### Your task
The exercise asks for every line of the data to be reproduced exactly.

### Provided data
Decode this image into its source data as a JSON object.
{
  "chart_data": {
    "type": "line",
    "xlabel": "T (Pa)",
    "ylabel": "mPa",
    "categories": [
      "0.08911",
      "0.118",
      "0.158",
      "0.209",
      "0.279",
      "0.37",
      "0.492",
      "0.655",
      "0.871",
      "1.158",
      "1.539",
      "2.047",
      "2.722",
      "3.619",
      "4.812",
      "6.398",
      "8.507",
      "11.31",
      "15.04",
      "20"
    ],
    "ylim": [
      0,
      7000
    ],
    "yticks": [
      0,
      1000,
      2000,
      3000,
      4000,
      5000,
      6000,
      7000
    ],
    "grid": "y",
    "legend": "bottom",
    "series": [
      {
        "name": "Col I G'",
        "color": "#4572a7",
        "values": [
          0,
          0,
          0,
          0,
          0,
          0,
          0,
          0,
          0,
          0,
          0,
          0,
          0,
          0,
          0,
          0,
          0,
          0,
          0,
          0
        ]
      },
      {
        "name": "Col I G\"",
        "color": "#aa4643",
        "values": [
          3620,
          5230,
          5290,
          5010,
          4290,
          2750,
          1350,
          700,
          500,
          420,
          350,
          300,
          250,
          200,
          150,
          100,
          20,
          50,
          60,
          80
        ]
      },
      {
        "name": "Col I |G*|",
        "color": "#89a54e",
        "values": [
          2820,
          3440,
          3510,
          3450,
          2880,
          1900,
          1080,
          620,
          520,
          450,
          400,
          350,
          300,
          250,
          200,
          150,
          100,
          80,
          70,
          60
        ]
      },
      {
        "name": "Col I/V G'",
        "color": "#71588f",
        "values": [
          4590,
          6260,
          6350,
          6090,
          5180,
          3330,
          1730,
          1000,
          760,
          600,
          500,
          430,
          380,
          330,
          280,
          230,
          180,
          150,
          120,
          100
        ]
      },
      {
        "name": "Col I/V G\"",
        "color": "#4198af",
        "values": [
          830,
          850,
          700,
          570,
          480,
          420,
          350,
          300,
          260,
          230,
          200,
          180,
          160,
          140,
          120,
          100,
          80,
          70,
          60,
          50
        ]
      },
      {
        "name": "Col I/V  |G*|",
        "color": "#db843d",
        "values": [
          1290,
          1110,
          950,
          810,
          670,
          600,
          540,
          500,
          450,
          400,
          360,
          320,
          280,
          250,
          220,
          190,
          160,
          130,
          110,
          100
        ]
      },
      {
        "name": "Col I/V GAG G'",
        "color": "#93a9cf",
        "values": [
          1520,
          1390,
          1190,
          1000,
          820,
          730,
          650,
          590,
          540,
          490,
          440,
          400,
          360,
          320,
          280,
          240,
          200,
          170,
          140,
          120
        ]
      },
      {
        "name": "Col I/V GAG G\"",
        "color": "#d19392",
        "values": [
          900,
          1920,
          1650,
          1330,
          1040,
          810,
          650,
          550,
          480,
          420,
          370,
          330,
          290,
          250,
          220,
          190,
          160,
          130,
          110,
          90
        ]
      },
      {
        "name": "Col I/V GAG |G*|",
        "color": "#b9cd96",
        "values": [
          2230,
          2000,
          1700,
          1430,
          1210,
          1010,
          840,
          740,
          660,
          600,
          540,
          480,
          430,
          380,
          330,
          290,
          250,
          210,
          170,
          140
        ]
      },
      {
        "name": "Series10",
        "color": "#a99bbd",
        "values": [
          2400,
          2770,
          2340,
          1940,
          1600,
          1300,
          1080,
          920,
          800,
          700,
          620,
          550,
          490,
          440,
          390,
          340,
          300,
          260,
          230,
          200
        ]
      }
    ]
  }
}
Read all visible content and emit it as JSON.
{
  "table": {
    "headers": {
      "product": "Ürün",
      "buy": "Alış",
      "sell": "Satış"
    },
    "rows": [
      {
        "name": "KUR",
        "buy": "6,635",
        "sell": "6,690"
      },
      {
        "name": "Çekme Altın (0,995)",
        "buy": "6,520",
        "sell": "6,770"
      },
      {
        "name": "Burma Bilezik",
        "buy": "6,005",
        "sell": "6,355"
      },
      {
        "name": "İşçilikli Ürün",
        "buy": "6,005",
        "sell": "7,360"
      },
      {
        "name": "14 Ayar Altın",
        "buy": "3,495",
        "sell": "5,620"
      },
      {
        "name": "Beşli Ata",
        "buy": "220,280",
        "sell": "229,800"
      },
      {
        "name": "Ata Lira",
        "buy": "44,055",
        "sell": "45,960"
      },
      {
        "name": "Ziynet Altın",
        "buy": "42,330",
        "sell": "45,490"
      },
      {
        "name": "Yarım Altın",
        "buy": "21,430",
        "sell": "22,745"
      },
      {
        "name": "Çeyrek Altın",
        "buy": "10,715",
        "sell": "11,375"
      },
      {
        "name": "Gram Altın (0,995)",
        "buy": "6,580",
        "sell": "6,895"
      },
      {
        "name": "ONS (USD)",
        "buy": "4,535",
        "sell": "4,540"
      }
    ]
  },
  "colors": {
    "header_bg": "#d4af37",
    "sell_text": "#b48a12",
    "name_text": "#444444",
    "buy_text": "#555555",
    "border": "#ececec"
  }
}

### The solution
Decode this image into its source data as a JSON object.
{
  "chart_data": {
    "type": "line",
    "xlabel": "T (Pa)",
    "ylabel": "mPa",
    "categories": [
      "0.08911",
      "0.118",
      "0.158",
      "0.209",
      "0.279",
      "0.37",
      "0.492",
      "0.655",
      "0.871",
      "1.158",
      "1.539",
      "2.047",
      "2.722",
      "3.619",
      "4.812",
      "6.398",
      "8.507",
      "11.31",
      "15.04",
      "20"
    ],
    "ylim": [
      0,
      7000
    ],
    "yticks": [
      0,
      1000,
      2000,
      3000,
      4000,
      5000,
      6000,
      7000
    ],
    "grid": "y",
    "legend": "bottom",
    "series": [
      {
        "name": "Col I G'",
        "color": "#4572a7",
        "values": [
          0,
          0,
          0,
          0,
          0,
          0,
          0,
          0,
          0,
          0,
          0,
          0,
          0,
          0,
          0,
          0,
          0,
          0,
          0,
          0
        ]
      },
      {
        "name": "Col I G\"",
        "color": "#aa4643",
        "values": [
          3620,
          5230,
          5290,
          5010,
          4290,
          2750,
          1350,
          700,
          500,
          420,
          350,
          300,
          250,
          200,
          150,
          100,
          20,
          50,
          60,
          80
        ]
      },
      {
        "name": "Col I |G*|",
        "color": "#89a54e",
        "values": [
          2820,
          3440,
          3510,
          3450,
          2880,
          1900,
          1080,
          620,
          520,
          450,
          400,
          350,
          300,
          250,
          200,
          150,
          100,
          80,
          70,
          60
        ]
      },
      {
        "name": "Col I/V G'",
        "color": "#71588f",
        "values": [
          4590,
          6260,
          6350,
          6090,
          5180,
          3330,
          1730,
          1000,
          760,
          600,
          500,
          430,
          380,
          330,
          280,
          230,
          180,
          150,
          120,
          100
        ]
      },
      {
        "name": "Col I/V G\"",
        "color": "#4198af",
        "values": [
          830,
          850,
          700,
          570,
          480,
          420,
          350,
          300,
          260,
          230,
          200,
          180,
          160,
          140,
          120,
          100,
          80,
          70,
          60,
          50
        ]
      },
      {
        "name": "Col I/V  |G*|",
        "color": "#db843d",
        "values": [
          1290,
          1110,
          950,
          810,
          670,
          600,
          540,
          500,
          450,
          400,
          360,
          320,
          280,
          250,
          220,
          190,
          160,
          130,
          110,
          100
        ]
      },
      {
        "name": "Col I/V GAG G'",
        "color": "#93a9cf",
        "values": [
          1520,
          1390,
          1190,
          1000,
          820,
          730,
          650,
          590,
          540,
          490,
          440,
          400,
          360,
          320,
          280,
          240,
          200,
          170,
          140,
          120
        ]
      },
      {
        "name": "Col I/V GAG G\"",
        "color": "#d19392",
        "values": [
          900,
          1920,
          1650,
          1330,
          1040,
          810,
          650,
          550,
          480,
          420,
          370,
          330,
          290,
          250,
          220,
          190,
          160,
          130,
          110,
          90
        ]
      },
      {
        "name": "Col I/V GAG |G*|",
        "color": "#b9cd96",
        "values": [
          2230,
          2000,
          1700,
          1430,
          1210,
          1010,
          840,
          740,
          660,
          600,
          540,
          480,
          430,
          380,
          330,
          290,
          250,
          210,
          170,
          140
        ]
      },
      {
        "name": "Series10",
        "color": "#a99bbd",
        "values": [
          2400,
          2770,
          2340,
          1940,
          1600,
          1300,
          1080,
          920,
          800,
          700,
          620,
          550,
          490,
          440,
          390,
          340,
          300,
          260,
          230,
          200
        ]
      }
    ]
  }
}
Read all visible content and emit it as JSON.
{
  "table": {
    "headers": {
      "product": "Ürün",
      "buy": "Alış",
      "sell": "Satış"
    },
    "rows": [
      {
        "name": "KUR",
        "buy": "6,635",
        "sell": "6,690"
      },
      {
        "name": "Çekme Altın (0,995)",
        "buy": "6,520",
        "sell": "6,770"
      },
      {
        "name": "Burma Bilezik",
        "buy": "6,005",
        "sell": "6,355"
      },
      {
        "name": "İşçilikli Ürün",
        "buy": "6,005",
        "sell": "7,360"
      },
      {
        "name": "14 Ayar Altın",
        "buy": "3,495",
        "sell": "5,620"
      },
      {
        "name": "Beşli Ata",
        "buy": "220,280",
        "sell": "229,800"
      },
      {
        "name": "Ata Lira",
        "buy": "44,055",
        "sell": "45,960"
      },
      {
        "name": "Ziynet Altın",
        "buy": "42,330",
        "sell": "45,490"
      },
      {
        "name": "Yarım Altın",
        "buy": "21,430",
        "sell": "22,745"
      },
      {
        "name": "Çeyrek Altın",
        "buy": "10,715",
        "sell": "11,375"
      },
      {
        "name": "Gram Altın (0,995)",
        "buy": "6,580",
        "sell": "6,895"
      },
      {
        "name": "ONS (USD)",
        "buy": "4,535",
        "sell": "4,540"
      }
    ]
  },
  "colors": {
    "header_bg": "#d4af37",
    "sell_text": "#b48a12",
    "name_text": "#444444",
    "buy_text": "#555555",
    "border": "#ececec"
  }
}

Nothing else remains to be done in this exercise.